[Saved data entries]

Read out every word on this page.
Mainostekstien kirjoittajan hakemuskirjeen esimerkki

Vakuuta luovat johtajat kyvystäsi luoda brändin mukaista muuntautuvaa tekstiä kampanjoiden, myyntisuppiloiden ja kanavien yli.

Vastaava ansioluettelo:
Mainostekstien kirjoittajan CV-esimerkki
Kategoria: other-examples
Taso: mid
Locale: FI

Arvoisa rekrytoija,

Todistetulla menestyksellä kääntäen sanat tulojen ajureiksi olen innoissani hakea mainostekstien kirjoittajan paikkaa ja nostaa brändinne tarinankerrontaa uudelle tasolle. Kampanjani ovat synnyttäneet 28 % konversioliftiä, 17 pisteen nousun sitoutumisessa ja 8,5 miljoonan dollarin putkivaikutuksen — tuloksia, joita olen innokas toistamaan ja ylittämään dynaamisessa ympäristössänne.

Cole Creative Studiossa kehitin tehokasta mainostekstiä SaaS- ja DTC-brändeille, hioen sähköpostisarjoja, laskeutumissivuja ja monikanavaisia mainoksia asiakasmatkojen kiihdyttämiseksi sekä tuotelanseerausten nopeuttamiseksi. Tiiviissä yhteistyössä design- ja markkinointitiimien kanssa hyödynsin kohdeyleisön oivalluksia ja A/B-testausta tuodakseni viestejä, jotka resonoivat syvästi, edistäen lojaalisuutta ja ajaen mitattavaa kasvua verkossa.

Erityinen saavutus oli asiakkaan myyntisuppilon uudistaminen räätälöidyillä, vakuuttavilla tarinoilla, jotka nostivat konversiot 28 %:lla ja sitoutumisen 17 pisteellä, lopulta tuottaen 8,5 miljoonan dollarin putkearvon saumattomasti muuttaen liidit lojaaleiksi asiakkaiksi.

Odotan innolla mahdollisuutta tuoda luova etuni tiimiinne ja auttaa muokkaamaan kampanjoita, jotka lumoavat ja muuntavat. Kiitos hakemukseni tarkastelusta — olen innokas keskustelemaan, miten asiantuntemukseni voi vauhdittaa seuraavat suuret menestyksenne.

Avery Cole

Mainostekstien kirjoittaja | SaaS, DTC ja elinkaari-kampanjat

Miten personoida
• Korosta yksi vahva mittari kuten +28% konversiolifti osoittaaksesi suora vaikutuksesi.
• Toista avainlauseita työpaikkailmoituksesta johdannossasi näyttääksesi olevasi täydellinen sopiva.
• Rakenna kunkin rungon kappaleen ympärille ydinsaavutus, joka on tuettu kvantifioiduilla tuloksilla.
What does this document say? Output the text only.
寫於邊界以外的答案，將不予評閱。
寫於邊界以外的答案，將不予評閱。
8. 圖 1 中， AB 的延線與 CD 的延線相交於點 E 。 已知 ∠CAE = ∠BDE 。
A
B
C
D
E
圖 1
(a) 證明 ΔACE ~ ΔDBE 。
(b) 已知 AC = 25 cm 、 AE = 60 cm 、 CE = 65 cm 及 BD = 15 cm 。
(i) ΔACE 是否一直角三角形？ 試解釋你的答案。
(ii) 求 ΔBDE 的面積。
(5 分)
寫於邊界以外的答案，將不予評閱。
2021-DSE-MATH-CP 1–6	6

EXERCISE BRIEF —
Return the line that contains "What does this" along with every line after it through the end of the entries, exactly, adding nothing.

SOLUTION —
What does this document say? Output the text only.
寫於邊界以外的答案，將不予評閱。
寫於邊界以外的答案，將不予評閱。
8. 圖 1 中， AB 的延線與 CD 的延線相交於點 E 。 已知 ∠CAE = ∠BDE 。
A
B
C
D
E
圖 1
(a) 證明 ΔACE ~ ΔDBE 。
(b) 已知 AC = 25 cm 、 AE = 60 cm 、 CE = 65 cm 及 BD = 15 cm 。
(i) ΔACE 是否一直角三角形？ 試解釋你的答案。
(ii) 求 ΔBDE 的面積。
(5 分)
寫於邊界以外的答案，將不予評閱。
2021-DSE-MATH-CP 1–6	6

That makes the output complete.